DATA PROVIDED:
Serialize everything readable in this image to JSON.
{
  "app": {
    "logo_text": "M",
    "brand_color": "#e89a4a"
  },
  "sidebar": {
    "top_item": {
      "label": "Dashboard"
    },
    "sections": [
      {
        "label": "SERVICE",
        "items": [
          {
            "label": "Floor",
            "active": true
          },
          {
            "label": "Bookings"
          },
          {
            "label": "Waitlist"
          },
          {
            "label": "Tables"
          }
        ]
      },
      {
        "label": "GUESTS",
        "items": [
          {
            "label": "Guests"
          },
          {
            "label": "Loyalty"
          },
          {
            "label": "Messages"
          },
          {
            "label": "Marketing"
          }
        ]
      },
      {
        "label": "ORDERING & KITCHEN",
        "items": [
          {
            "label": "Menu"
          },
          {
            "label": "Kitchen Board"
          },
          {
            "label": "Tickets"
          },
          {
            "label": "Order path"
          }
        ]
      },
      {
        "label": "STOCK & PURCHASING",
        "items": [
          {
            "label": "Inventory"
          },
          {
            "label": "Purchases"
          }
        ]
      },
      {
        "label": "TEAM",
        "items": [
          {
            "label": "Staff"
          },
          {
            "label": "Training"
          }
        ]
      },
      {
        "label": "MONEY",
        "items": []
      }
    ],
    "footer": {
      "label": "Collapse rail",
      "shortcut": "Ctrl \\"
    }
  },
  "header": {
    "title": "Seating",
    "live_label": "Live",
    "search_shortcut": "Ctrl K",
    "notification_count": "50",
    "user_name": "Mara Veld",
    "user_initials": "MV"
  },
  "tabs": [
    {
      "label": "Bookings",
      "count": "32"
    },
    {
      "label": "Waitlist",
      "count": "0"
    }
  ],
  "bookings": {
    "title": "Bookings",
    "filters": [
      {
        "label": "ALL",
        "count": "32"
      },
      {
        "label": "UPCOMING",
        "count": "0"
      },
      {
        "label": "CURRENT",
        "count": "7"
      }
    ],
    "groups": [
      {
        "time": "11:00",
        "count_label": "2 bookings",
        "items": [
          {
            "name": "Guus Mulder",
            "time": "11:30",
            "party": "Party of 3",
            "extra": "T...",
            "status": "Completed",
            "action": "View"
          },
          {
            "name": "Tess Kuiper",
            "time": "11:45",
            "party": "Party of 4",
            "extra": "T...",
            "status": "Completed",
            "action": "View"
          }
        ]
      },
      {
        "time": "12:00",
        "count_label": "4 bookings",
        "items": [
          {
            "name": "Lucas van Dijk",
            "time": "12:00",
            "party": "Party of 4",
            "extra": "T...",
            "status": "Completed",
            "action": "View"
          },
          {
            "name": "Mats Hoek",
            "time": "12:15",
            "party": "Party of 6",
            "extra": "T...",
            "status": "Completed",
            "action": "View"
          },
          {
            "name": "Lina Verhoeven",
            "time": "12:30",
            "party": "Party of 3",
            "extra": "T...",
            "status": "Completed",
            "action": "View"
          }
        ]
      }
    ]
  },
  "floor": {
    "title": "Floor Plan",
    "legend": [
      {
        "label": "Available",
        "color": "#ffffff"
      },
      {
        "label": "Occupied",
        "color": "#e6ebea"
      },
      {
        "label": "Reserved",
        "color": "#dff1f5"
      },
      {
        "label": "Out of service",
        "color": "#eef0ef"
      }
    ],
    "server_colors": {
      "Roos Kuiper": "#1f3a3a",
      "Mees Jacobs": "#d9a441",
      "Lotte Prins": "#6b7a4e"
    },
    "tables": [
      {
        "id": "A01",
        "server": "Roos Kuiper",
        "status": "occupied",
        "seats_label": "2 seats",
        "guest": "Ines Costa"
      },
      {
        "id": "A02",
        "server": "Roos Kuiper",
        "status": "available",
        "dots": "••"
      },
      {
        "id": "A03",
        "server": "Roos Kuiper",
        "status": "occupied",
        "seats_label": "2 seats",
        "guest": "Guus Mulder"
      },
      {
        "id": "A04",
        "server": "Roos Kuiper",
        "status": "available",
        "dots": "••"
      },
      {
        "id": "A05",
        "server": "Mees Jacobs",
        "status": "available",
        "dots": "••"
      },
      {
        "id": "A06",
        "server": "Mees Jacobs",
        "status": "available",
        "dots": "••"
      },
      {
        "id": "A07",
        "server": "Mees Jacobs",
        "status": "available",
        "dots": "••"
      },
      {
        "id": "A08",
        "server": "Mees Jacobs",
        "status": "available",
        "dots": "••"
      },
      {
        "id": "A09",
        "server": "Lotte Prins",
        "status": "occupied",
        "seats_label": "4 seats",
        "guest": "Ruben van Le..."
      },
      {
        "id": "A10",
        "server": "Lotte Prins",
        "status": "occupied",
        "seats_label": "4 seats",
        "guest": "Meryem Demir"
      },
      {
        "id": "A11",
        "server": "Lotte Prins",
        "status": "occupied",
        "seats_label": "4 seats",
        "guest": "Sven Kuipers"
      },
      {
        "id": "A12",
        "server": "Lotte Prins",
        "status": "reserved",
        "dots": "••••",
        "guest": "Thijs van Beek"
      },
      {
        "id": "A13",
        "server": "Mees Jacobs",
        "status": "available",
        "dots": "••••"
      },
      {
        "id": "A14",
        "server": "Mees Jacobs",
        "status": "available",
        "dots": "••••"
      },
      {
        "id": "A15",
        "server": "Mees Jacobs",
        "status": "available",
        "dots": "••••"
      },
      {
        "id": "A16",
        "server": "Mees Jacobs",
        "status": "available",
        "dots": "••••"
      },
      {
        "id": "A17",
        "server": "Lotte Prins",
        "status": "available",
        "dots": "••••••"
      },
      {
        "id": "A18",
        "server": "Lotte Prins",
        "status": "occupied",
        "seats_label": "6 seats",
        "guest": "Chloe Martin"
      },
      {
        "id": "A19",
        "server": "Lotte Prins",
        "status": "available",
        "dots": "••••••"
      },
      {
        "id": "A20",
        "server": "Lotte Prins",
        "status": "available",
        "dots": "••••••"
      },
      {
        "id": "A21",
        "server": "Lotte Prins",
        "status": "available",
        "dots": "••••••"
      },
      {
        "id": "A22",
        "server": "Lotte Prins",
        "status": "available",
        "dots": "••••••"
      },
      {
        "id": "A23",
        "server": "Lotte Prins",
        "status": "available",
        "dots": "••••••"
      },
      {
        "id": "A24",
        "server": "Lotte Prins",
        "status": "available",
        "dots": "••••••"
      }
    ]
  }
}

WRITTEN PROBLEM:
Transcribe every entry verbatim.

COMPLETE RESPONSE:
Serialize everything readable in this image to JSON.
{
  "app": {
    "logo_text": "M",
    "brand_color": "#e89a4a"
  },
  "sidebar": {
    "top_item": {
      "label": "Dashboard"
    },
    "sections": [
      {
        "label": "SERVICE",
        "items": [
          {
            "label": "Floor",
            "active": true
          },
          {
            "label": "Bookings"
          },
          {
            "label": "Waitlist"
          },
          {
            "label": "Tables"
          }
        ]
      },
      {
        "label": "GUESTS",
        "items": [
          {
            "label": "Guests"
          },
          {
            "label": "Loyalty"
          },
          {
            "label": "Messages"
          },
          {
            "label": "Marketing"
          }
        ]
      },
      {
        "label": "ORDERING & KITCHEN",
        "items": [
          {
            "label": "Menu"
          },
          {
            "label": "Kitchen Board"
          },
          {
            "label": "Tickets"
          },
          {
            "label": "Order path"
          }
        ]
      },
      {
        "label": "STOCK & PURCHASING",
        "items": [
          {
            "label": "Inventory"
          },
          {
            "label": "Purchases"
          }
        ]
      },
      {
        "label": "TEAM",
        "items": [
          {
            "label": "Staff"
          },
          {
            "label": "Training"
          }
        ]
      },
      {
        "label": "MONEY",
        "items": []
      }
    ],
    "footer": {
      "label": "Collapse rail",
      "shortcut": "Ctrl \\"
    }
  },
  "header": {
    "title": "Seating",
    "live_label": "Live",
    "search_shortcut": "Ctrl K",
    "notification_count": "50",
    "user_name": "Mara Veld",
    "user_initials": "MV"
  },
  "tabs": [
    {
      "label": "Bookings",
      "count": "32"
    },
    {
      "label": "Waitlist",
      "count": "0"
    }
  ],
  "bookings": {
    "title": "Bookings",
    "filters": [
      {
        "label": "ALL",
        "count": "32"
      },
      {
        "label": "UPCOMING",
        "count": "0"
      },
      {
        "label": "CURRENT",
        "count": "7"
      }
    ],
    "groups": [
      {
        "time": "11:00",
        "count_label": "2 bookings",
        "items": [
          {
            "name": "Guus Mulder",
            "time": "11:30",
            "party": "Party of 3",
            "extra": "T...",
            "status": "Completed",
            "action": "View"
          },
          {
            "name": "Tess Kuiper",
            "time": "11:45",
            "party": "Party of 4",
            "extra": "T...",
            "status": "Completed",
            "action": "View"
          }
        ]
      },
      {
        "time": "12:00",
        "count_label": "4 bookings",
        "items": [
          {
            "name": "Lucas van Dijk",
            "time": "12:00",
            "party": "Party of 4",
            "extra": "T...",
            "status": "Completed",
            "action": "View"
          },
          {
            "name": "Mats Hoek",
            "time": "12:15",
            "party": "Party of 6",
            "extra": "T...",
            "status": "Completed",
            "action": "View"
          },
          {
            "name": "Lina Verhoeven",
            "time": "12:30",
            "party": "Party of 3",
            "extra": "T...",
            "status": "Completed",
            "action": "View"
          }
        ]
      }
    ]
  },
  "floor": {
    "title": "Floor Plan",
    "legend": [
      {
        "label": "Available",
        "color": "#ffffff"
      },
      {
        "label": "Occupied",
        "color": "#e6ebea"
      },
      {
        "label": "Reserved",
        "color": "#dff1f5"
      },
      {
        "label": "Out of service",
        "color": "#eef0ef"
      }
    ],
    "server_colors": {
      "Roos Kuiper": "#1f3a3a",
      "Mees Jacobs": "#d9a441",
      "Lotte Prins": "#6b7a4e"
    },
    "tables": [
      {
        "id": "A01",
        "server": "Roos Kuiper",
        "status": "occupied",
        "seats_label": "2 seats",
        "guest": "Ines Costa"
      },
      {
        "id": "A02",
        "server": "Roos Kuiper",
        "status": "available",
        "dots": "••"
      },
      {
        "id": "A03",
        "server": "Roos Kuiper",
        "status": "occupied",
        "seats_label": "2 seats",
        "guest": "Guus Mulder"
      },
      {
        "id": "A04",
        "server": "Roos Kuiper",
        "status": "available",
        "dots": "••"
      },
      {
        "id": "A05",
        "server": "Mees Jacobs",
        "status": "available",
        "dots": "••"
      },
      {
        "id": "A06",
        "server": "Mees Jacobs",
        "status": "available",
        "dots": "••"
      },
      {
        "id": "A07",
        "server": "Mees Jacobs",
        "status": "available",
        "dots": "••"
      },
      {
        "id": "A08",
        "server": "Mees Jacobs",
        "status": "available",
        "dots": "••"
      },
      {
        "id": "A09",
        "server": "Lotte Prins",
        "status": "occupied",
        "seats_label": "4 seats",
        "guest": "Ruben van Le..."
      },
      {
        "id": "A10",
        "server": "Lotte Prins",
        "status": "occupied",
        "seats_label": "4 seats",
        "guest": "Meryem Demir"
      },
      {
        "id": "A11",
        "server": "Lotte Prins",
        "status": "occupied",
        "seats_label": "4 seats",
        "guest": "Sven Kuipers"
      },
      {
        "id": "A12",
        "server": "Lotte Prins",
        "status": "reserved",
        "dots": "••••",
        "guest": "Thijs van Beek"
      },
      {
        "id": "A13",
        "server": "Mees Jacobs",
        "status": "available",
        "dots": "••••"
      },
      {
        "id": "A14",
        "server": "Mees Jacobs",
        "status": "available",
        "dots": "••••"
      },
      {
        "id": "A15",
        "server": "Mees Jacobs",
        "status": "available",
        "dots": "••••"
      },
      {
        "id": "A16",
        "server": "Mees Jacobs",
        "status": "available",
        "dots": "••••"
      },
      {
        "id": "A17",
        "server": "Lotte Prins",
        "status": "available",
        "dots": "••••••"
      },
      {
        "id": "A18",
        "server": "Lotte Prins",
        "status": "occupied",
        "seats_label": "6 seats",
        "guest": "Chloe Martin"
      },
      {
        "id": "A19",
        "server": "Lotte Prins",
        "status": "available",
        "dots": "••••••"
      },
      {
        "id": "A20",
        "server": "Lotte Prins",
        "status": "available",
        "dots": "••••••"
      },
      {
        "id": "A21",
        "server": "Lotte Prins",
        "status": "available",
        "dots": "••••••"
      },
      {
        "id": "A22",
        "server": "Lotte Prins",
        "status": "available",
        "dots": "••••••"
      },
      {
        "id": "A23",
        "server": "Lotte Prins",
        "status": "available",
        "dots": "••••••"
      },
      {
        "id": "A24",
        "server": "Lotte Prins",
        "status": "available",
        "dots": "••••••"
      }
    ]
  }
}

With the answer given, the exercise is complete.